__Your instructions__.
Print the complete set of entries exactly.
--------------------------------
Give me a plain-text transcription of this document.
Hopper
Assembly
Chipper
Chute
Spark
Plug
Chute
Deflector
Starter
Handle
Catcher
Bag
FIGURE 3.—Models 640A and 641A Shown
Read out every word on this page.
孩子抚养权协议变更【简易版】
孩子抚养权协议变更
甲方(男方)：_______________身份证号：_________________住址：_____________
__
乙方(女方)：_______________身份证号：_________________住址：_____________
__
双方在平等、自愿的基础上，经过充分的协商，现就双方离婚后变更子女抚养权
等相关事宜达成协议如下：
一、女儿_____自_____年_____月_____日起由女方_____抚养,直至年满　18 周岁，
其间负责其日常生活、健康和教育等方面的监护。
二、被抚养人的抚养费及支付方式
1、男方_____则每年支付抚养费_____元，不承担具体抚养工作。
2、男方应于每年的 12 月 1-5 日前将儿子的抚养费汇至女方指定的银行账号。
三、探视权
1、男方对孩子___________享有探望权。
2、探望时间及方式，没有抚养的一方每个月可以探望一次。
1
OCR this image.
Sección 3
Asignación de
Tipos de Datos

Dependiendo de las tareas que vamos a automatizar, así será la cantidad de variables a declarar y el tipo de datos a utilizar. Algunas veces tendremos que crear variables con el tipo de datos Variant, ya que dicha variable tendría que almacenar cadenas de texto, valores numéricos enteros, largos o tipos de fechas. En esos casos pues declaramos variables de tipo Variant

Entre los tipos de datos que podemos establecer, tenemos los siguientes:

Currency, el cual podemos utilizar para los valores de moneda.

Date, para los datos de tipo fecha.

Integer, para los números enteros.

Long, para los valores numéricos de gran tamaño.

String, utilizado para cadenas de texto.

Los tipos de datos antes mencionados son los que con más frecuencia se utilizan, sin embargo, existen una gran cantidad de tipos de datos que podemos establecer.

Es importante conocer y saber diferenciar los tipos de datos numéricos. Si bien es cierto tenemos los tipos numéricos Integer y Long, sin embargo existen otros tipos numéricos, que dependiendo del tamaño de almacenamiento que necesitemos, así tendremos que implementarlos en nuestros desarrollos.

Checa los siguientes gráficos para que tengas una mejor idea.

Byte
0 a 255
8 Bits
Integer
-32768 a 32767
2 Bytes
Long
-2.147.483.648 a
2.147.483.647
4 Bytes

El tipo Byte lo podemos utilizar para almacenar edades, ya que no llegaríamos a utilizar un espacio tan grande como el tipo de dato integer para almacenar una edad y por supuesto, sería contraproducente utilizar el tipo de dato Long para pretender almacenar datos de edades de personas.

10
--------------------------------
__Solution for this problem__.
Give me a plain-text transcription of this document.
Hopper
Assembly
Chipper
Chute
Spark
Plug
Chute
Deflector
Starter
Handle
Catcher
Bag
FIGURE 3.—Models 640A and 641A Shown
Read out every word on this page.
孩子抚养权协议变更【简易版】
孩子抚养权协议变更
甲方(男方)：_______________身份证号：_________________住址：_____________
__
乙方(女方)：_______________身份证号：_________________住址：_____________
__
双方在平等、自愿的基础上，经过充分的协商，现就双方离婚后变更子女抚养权
等相关事宜达成协议如下：
一、女儿_____自_____年_____月_____日起由女方_____抚养,直至年满　18 周岁，
其间负责其日常生活、健康和教育等方面的监护。
二、被抚养人的抚养费及支付方式
1、男方_____则每年支付抚养费_____元，不承担具体抚养工作。
2、男方应于每年的 12 月 1-5 日前将儿子的抚养费汇至女方指定的银行账号。
三、探视权
1、男方对孩子___________享有探望权。
2、探望时间及方式，没有抚养的一方每个月可以探望一次。
1
OCR this image.
Sección 3
Asignación de
Tipos de Datos

Dependiendo de las tareas que vamos a automatizar, así será la cantidad de variables a declarar y el tipo de datos a utilizar. Algunas veces tendremos que crear variables con el tipo de datos Variant, ya que dicha variable tendría que almacenar cadenas de texto, valores numéricos enteros, largos o tipos de fechas. En esos casos pues declaramos variables de tipo Variant

Entre los tipos de datos que podemos establecer, tenemos los siguientes:

Currency, el cual podemos utilizar para los valores de moneda.

Date, para los datos de tipo fecha.

Integer, para los números enteros.

Long, para los valores numéricos de gran tamaño.

String, utilizado para cadenas de texto.

Los tipos de datos antes mencionados son los que con más frecuencia se utilizan, sin embargo, existen una gran cantidad de tipos de datos que podemos establecer.

Es importante conocer y saber diferenciar los tipos de datos numéricos. Si bien es cierto tenemos los tipos numéricos Integer y Long, sin embargo existen otros tipos numéricos, que dependiendo del tamaño de almacenamiento que necesitemos, así tendremos que implementarlos en nuestros desarrollos.

Checa los siguientes gráficos para que tengas una mejor idea.

Byte
0 a 255
8 Bits
Integer
-32768 a 32767
2 Bytes
Long
-2.147.483.648 a
2.147.483.647
4 Bytes

El tipo Byte lo podemos utilizar para almacenar edades, ya que no llegaríamos a utilizar un espacio tan grande como el tipo de dato integer para almacenar una edad y por supuesto, sería contraproducente utilizar el tipo de dato Long para pretender almacenar datos de edades de personas.

10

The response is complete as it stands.